WHAT YOU NEED TO DO - Sift the listing for lines that hold the string "papel" and pull them out.

STORED DATA -

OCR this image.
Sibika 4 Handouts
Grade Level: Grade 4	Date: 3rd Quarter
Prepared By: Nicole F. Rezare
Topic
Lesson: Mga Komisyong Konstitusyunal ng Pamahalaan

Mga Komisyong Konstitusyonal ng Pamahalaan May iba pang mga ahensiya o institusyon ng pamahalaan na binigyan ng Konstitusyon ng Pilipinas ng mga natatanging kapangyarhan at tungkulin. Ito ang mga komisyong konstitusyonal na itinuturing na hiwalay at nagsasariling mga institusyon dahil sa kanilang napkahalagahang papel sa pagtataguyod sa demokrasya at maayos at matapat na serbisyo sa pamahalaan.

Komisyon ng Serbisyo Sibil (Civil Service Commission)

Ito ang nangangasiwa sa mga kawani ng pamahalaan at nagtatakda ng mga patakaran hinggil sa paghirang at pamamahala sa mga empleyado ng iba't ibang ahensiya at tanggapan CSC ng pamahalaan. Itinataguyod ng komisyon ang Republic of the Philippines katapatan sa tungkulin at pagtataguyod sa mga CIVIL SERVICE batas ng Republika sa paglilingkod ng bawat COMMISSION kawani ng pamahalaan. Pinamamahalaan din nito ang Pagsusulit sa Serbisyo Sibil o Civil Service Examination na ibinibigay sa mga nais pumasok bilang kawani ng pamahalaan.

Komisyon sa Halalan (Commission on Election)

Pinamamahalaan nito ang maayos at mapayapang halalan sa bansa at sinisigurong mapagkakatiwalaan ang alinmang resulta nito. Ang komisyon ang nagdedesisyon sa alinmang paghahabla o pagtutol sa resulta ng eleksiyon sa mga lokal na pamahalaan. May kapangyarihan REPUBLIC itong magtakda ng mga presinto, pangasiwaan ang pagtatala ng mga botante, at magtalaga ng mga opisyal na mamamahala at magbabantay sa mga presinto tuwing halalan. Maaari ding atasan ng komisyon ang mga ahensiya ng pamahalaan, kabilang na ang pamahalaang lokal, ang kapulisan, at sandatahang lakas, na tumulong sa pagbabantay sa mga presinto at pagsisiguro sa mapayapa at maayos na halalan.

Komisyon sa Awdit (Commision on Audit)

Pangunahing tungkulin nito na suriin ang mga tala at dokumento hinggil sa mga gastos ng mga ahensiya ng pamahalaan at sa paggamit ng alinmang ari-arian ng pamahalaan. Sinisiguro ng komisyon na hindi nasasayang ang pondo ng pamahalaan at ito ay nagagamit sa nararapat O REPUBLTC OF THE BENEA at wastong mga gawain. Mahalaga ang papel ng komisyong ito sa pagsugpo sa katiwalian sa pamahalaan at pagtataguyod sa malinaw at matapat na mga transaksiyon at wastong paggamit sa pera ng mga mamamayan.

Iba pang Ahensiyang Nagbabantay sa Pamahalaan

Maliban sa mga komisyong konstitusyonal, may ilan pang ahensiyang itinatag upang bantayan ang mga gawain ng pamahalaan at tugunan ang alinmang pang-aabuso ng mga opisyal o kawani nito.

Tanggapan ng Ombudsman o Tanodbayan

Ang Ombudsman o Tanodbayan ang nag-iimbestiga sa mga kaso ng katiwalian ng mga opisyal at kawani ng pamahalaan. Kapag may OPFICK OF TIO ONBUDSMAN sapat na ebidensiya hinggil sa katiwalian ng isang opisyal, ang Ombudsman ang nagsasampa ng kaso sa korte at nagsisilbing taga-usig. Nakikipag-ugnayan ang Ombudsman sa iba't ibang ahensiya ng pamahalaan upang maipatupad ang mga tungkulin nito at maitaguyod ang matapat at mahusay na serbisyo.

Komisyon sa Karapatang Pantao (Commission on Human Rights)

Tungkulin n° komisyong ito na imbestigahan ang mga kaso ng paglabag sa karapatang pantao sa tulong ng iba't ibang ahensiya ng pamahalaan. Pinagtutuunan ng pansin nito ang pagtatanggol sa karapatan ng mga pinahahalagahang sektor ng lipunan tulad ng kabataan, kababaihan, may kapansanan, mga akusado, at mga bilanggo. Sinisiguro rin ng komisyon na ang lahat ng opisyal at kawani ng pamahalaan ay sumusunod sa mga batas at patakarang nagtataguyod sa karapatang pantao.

THE SOLUTION -
Mga Komisyong Konstitusyonal ng Pamahalaan May iba pang mga ahensiya o institusyon ng pamahalaan na binigyan ng Konstitusyon ng Pilipinas ng mga natatanging kapangyarhan at tungkulin. Ito ang mga komisyong konstitusyonal na itinuturing na hiwalay at nagsasariling mga institusyon dahil sa kanilang napkahalagahang papel sa pagtataguyod sa demokrasya at maayos at matapat na serbisyo sa pamahalaan.
Pangunahing tungkulin nito na suriin ang mga tala at dokumento hinggil sa mga gastos ng mga ahensiya ng pamahalaan at sa paggamit ng alinmang ari-arian ng pamahalaan. Sinisiguro ng komisyon na hindi nasasayang ang pondo ng pamahalaan at ito ay nagagamit sa nararapat O REPUBLTC OF THE BENEA at wastong mga gawain. Mahalaga ang papel ng komisyong ito sa pagsugpo sa katiwalian sa pamahalaan at pagtataguyod sa malinaw at matapat na mga transaksiyon at wastong paggamit sa pera ng mga mamamayan.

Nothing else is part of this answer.